Start

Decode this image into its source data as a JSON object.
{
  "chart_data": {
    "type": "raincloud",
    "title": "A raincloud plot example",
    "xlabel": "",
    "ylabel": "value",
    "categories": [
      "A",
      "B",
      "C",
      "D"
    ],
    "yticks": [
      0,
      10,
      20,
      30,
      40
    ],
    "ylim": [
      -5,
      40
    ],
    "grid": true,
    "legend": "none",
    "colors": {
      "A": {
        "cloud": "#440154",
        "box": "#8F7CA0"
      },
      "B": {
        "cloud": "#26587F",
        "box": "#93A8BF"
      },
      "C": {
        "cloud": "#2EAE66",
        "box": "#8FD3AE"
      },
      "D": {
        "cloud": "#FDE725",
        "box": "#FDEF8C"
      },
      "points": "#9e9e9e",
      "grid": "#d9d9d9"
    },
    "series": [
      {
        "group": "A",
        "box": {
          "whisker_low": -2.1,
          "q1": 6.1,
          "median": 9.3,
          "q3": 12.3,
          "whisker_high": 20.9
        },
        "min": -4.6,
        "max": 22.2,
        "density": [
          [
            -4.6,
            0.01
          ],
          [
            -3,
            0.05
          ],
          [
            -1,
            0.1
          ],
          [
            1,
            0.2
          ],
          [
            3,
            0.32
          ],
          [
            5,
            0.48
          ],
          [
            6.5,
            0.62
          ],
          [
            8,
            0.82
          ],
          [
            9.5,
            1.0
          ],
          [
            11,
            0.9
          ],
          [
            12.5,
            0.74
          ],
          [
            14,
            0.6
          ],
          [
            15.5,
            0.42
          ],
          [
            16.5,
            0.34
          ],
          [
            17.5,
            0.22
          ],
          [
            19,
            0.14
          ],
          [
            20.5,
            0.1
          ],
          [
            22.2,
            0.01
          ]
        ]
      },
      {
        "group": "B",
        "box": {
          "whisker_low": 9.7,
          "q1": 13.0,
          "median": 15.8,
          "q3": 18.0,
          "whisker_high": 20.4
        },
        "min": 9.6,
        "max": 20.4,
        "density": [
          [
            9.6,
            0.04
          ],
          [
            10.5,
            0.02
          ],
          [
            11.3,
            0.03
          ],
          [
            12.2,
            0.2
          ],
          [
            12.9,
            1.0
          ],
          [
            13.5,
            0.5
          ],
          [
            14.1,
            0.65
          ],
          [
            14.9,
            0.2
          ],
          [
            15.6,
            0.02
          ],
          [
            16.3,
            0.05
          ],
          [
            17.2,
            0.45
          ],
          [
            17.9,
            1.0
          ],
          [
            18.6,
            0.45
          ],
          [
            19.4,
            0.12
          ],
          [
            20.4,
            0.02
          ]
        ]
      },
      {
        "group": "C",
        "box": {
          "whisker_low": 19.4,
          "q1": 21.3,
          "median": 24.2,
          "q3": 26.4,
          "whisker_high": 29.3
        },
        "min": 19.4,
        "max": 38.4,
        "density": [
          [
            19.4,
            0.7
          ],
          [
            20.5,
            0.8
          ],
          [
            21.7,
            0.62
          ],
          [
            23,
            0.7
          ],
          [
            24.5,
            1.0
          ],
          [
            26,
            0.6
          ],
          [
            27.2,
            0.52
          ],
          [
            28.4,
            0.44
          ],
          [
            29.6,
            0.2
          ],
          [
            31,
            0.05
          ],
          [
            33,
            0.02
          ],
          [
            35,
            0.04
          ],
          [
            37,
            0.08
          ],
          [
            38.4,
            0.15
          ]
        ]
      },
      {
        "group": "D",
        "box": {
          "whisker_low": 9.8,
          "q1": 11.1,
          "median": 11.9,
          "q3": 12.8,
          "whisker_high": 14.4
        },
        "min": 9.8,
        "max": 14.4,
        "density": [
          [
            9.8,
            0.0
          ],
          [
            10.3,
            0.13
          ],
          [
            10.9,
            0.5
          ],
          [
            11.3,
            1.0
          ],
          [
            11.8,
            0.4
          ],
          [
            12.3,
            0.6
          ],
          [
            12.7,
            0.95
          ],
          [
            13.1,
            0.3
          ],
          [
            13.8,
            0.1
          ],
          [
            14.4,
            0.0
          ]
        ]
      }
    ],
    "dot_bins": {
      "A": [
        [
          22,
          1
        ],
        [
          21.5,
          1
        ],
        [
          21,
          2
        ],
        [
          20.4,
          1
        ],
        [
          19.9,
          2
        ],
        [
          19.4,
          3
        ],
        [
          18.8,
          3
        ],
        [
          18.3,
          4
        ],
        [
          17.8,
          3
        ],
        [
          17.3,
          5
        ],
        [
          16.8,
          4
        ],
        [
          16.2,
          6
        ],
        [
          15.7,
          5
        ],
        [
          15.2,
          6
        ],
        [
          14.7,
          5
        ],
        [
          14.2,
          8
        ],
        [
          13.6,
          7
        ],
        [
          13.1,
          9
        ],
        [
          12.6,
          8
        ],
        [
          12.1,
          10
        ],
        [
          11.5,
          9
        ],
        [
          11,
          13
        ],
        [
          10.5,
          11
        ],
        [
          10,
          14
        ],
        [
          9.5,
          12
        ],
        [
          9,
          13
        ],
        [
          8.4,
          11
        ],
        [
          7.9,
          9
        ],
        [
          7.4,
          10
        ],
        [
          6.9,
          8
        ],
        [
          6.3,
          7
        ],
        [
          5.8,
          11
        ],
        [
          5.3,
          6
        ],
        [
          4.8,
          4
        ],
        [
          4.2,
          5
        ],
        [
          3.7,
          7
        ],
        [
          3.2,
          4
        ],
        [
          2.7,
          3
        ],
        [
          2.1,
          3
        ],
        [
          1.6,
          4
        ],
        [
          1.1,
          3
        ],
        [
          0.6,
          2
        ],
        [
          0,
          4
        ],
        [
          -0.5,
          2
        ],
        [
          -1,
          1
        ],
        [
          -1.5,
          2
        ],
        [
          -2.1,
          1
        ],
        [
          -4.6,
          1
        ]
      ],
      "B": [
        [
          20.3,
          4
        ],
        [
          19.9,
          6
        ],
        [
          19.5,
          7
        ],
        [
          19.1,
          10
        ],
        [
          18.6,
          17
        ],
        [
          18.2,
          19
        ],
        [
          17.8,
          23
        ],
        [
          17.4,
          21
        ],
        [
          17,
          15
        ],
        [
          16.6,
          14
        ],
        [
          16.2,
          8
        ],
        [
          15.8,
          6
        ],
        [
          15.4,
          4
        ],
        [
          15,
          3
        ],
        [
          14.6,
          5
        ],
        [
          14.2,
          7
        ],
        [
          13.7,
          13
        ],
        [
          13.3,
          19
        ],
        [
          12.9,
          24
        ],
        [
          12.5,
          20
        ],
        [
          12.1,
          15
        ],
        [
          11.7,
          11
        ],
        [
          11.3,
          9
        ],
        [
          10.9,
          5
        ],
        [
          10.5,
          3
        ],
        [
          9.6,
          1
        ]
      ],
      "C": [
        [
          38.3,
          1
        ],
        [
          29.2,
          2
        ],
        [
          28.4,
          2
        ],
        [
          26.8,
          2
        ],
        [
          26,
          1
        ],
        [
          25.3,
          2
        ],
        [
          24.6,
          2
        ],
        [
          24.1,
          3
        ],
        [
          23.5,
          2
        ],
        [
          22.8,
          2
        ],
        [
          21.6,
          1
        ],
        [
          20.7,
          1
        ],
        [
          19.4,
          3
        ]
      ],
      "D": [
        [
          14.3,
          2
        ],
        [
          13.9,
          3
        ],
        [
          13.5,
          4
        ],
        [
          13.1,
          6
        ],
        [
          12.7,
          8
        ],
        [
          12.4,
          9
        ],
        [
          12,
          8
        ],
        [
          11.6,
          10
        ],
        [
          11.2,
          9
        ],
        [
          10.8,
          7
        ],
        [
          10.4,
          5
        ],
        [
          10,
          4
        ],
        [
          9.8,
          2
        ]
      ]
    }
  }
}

End

▶ **Aim**: Output the lines above verbatim and in full.

▶ **Reply to the exercise**:
Decode this image into its source data as a JSON object.
{
  "chart_data": {
    "type": "raincloud",
    "title": "A raincloud plot example",
    "xlabel": "",
    "ylabel": "value",
    "categories": [
      "A",
      "B",
      "C",
      "D"
    ],
    "yticks": [
      0,
      10,
      20,
      30,
      40
    ],
    "ylim": [
      -5,
      40
    ],
    "grid": true,
    "legend": "none",
    "colors": {
      "A": {
        "cloud": "#440154",
        "box": "#8F7CA0"
      },
      "B": {
        "cloud": "#26587F",
        "box": "#93A8BF"
      },
      "C": {
        "cloud": "#2EAE66",
        "box": "#8FD3AE"
      },
      "D": {
        "cloud": "#FDE725",
        "box": "#FDEF8C"
      },
      "points": "#9e9e9e",
      "grid": "#d9d9d9"
    },
    "series": [
      {
        "group": "A",
        "box": {
          "whisker_low": -2.1,
          "q1": 6.1,
          "median": 9.3,
          "q3": 12.3,
          "whisker_high": 20.9
        },
        "min": -4.6,
        "max": 22.2,
        "density": [
          [
            -4.6,
            0.01
          ],
          [
            -3,
            0.05
          ],
          [
            -1,
            0.1
          ],
          [
            1,
            0.2
          ],
          [
            3,
            0.32
          ],
          [
            5,
            0.48
          ],
          [
            6.5,
            0.62
          ],
          [
            8,
            0.82
          ],
          [
            9.5,
            1.0
          ],
          [
            11,
            0.9
          ],
          [
            12.5,
            0.74
          ],
          [
            14,
            0.6
          ],
          [
            15.5,
            0.42
          ],
          [
            16.5,
            0.34
          ],
          [
            17.5,
            0.22
          ],
          [
            19,
            0.14
          ],
          [
            20.5,
            0.1
          ],
          [
            22.2,
            0.01
          ]
        ]
      },
      {
        "group": "B",
        "box": {
          "whisker_low": 9.7,
          "q1": 13.0,
          "median": 15.8,
          "q3": 18.0,
          "whisker_high": 20.4
        },
        "min": 9.6,
        "max": 20.4,
        "density": [
          [
            9.6,
            0.04
          ],
          [
            10.5,
            0.02
          ],
          [
            11.3,
            0.03
          ],
          [
            12.2,
            0.2
          ],
          [
            12.9,
            1.0
          ],
          [
            13.5,
            0.5
          ],
          [
            14.1,
            0.65
          ],
          [
            14.9,
            0.2
          ],
          [
            15.6,
            0.02
          ],
          [
            16.3,
            0.05
          ],
          [
            17.2,
            0.45
          ],
          [
            17.9,
            1.0
          ],
          [
            18.6,
            0.45
          ],
          [
            19.4,
            0.12
          ],
          [
            20.4,
            0.02
          ]
        ]
      },
      {
        "group": "C",
        "box": {
          "whisker_low": 19.4,
          "q1": 21.3,
          "median": 24.2,
          "q3": 26.4,
          "whisker_high": 29.3
        },
        "min": 19.4,
        "max": 38.4,
        "density": [
          [
            19.4,
            0.7
          ],
          [
            20.5,
            0.8
          ],
          [
            21.7,
            0.62
          ],
          [
            23,
            0.7
          ],
          [
            24.5,
            1.0
          ],
          [
            26,
            0.6
          ],
          [
            27.2,
            0.52
          ],
          [
            28.4,
            0.44
          ],
          [
            29.6,
            0.2
          ],
          [
            31,
            0.05
          ],
          [
            33,
            0.02
          ],
          [
            35,
            0.04
          ],
          [
            37,
            0.08
          ],
          [
            38.4,
            0.15
          ]
        ]
      },
      {
        "group": "D",
        "box": {
          "whisker_low": 9.8,
          "q1": 11.1,
          "median": 11.9,
          "q3": 12.8,
          "whisker_high": 14.4
        },
        "min": 9.8,
        "max": 14.4,
        "density": [
          [
            9.8,
            0.0
          ],
          [
            10.3,
            0.13
          ],
          [
            10.9,
            0.5
          ],
          [
            11.3,
            1.0
          ],
          [
            11.8,
            0.4
          ],
          [
            12.3,
            0.6
          ],
          [
            12.7,
            0.95
          ],
          [
            13.1,
            0.3
          ],
          [
            13.8,
            0.1
          ],
          [
            14.4,
            0.0
          ]
        ]
      }
    ],
    "dot_bins": {
      "A": [
        [
          22,
          1
        ],
        [
          21.5,
          1
        ],
        [
          21,
          2
        ],
        [
          20.4,
          1
        ],
        [
          19.9,
          2
        ],
        [
          19.4,
          3
        ],
        [
          18.8,
          3
        ],
        [
          18.3,
          4
        ],
        [
          17.8,
          3
        ],
        [
          17.3,
          5
        ],
        [
          16.8,
          4
        ],
        [
          16.2,
          6
        ],
        [
          15.7,
          5
        ],
        [
          15.2,
          6
        ],
        [
          14.7,
          5
        ],
        [
          14.2,
          8
        ],
        [
          13.6,
          7
        ],
        [
          13.1,
          9
        ],
        [
          12.6,
          8
        ],
        [
          12.1,
          10
        ],
        [
          11.5,
          9
        ],
        [
          11,
          13
        ],
        [
          10.5,
          11
        ],
        [
          10,
          14
        ],
        [
          9.5,
          12
        ],
        [
          9,
          13
        ],
        [
          8.4,
          11
        ],
        [
          7.9,
          9
        ],
        [
          7.4,
          10
        ],
        [
          6.9,
          8
        ],
        [
          6.3,
          7
        ],
        [
          5.8,
          11
        ],
        [
          5.3,
          6
        ],
        [
          4.8,
          4
        ],
        [
          4.2,
          5
        ],
        [
          3.7,
          7
        ],
        [
          3.2,
          4
        ],
        [
          2.7,
          3
        ],
        [
          2.1,
          3
        ],
        [
          1.6,
          4
        ],
        [
          1.1,
          3
        ],
        [
          0.6,
          2
        ],
        [
          0,
          4
        ],
        [
          -0.5,
          2
        ],
        [
          -1,
          1
        ],
        [
          -1.5,
          2
        ],
        [
          -2.1,
          1
        ],
        [
          -4.6,
          1
        ]
      ],
      "B": [
        [
          20.3,
          4
        ],
        [
          19.9,
          6
        ],
        [
          19.5,
          7
        ],
        [
          19.1,
          10
        ],
        [
          18.6,
          17
        ],
        [
          18.2,
          19
        ],
        [
          17.8,
          23
        ],
        [
          17.4,
          21
        ],
        [
          17,
          15
        ],
        [
          16.6,
          14
        ],
        [
          16.2,
          8
        ],
        [
          15.8,
          6
        ],
        [
          15.4,
          4
        ],
        [
          15,
          3
        ],
        [
          14.6,
          5
        ],
        [
          14.2,
          7
        ],
        [
          13.7,
          13
        ],
        [
          13.3,
          19
        ],
        [
          12.9,
          24
        ],
        [
          12.5,
          20
        ],
        [
          12.1,
          15
        ],
        [
          11.7,
          11
        ],
        [
          11.3,
          9
        ],
        [
          10.9,
          5
        ],
        [
          10.5,
          3
        ],
        [
          9.6,
          1
        ]
      ],
      "C": [
        [
          38.3,
          1
        ],
        [
          29.2,
          2
        ],
        [
          28.4,
          2
        ],
        [
          26.8,
          2
        ],
        [
          26,
          1
        ],
        [
          25.3,
          2
        ],
        [
          24.6,
          2
        ],
        [
          24.1,
          3
        ],
        [
          23.5,
          2
        ],
        [
          22.8,
          2
        ],
        [
          21.6,
          1
        ],
        [
          20.7,
          1
        ],
        [
          19.4,
          3
        ]
      ],
      "D": [
        [
          14.3,
          2
        ],
        [
          13.9,
          3
        ],
        [
          13.5,
          4
        ],
        [
          13.1,
          6
        ],
        [
          12.7,
          8
        ],
        [
          12.4,
          9
        ],
        [
          12,
          8
        ],
        [
          11.6,
          10
        ],
        [
          11.2,
          9
        ],
        [
          10.8,
          7
        ],
        [
          10.4,
          5
        ],
        [
          10,
          4
        ],
        [
          9.8,
          2
        ]
      ]
    }
  }
}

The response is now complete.